* [Records for processing]:
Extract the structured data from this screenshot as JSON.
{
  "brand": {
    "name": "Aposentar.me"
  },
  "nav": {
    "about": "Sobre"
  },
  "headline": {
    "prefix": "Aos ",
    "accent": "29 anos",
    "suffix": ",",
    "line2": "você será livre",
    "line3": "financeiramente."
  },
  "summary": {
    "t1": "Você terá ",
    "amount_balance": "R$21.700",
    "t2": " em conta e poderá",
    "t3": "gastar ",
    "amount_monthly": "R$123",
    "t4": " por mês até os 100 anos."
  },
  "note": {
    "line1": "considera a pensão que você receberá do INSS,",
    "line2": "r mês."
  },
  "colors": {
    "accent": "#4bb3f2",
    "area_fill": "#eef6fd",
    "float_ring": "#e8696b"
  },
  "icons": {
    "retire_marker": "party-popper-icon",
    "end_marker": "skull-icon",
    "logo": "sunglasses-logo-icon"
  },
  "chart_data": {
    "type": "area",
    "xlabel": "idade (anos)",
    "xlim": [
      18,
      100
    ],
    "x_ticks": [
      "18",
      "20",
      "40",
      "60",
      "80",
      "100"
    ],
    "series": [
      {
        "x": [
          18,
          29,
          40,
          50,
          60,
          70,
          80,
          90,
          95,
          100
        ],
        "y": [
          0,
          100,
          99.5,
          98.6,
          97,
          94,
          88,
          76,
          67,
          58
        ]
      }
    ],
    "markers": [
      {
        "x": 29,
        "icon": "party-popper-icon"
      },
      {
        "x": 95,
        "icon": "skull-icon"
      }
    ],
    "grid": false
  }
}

* [What you should do]: Find every line with the word "anos" and state how many there are, with no other words.

* [Response]: 3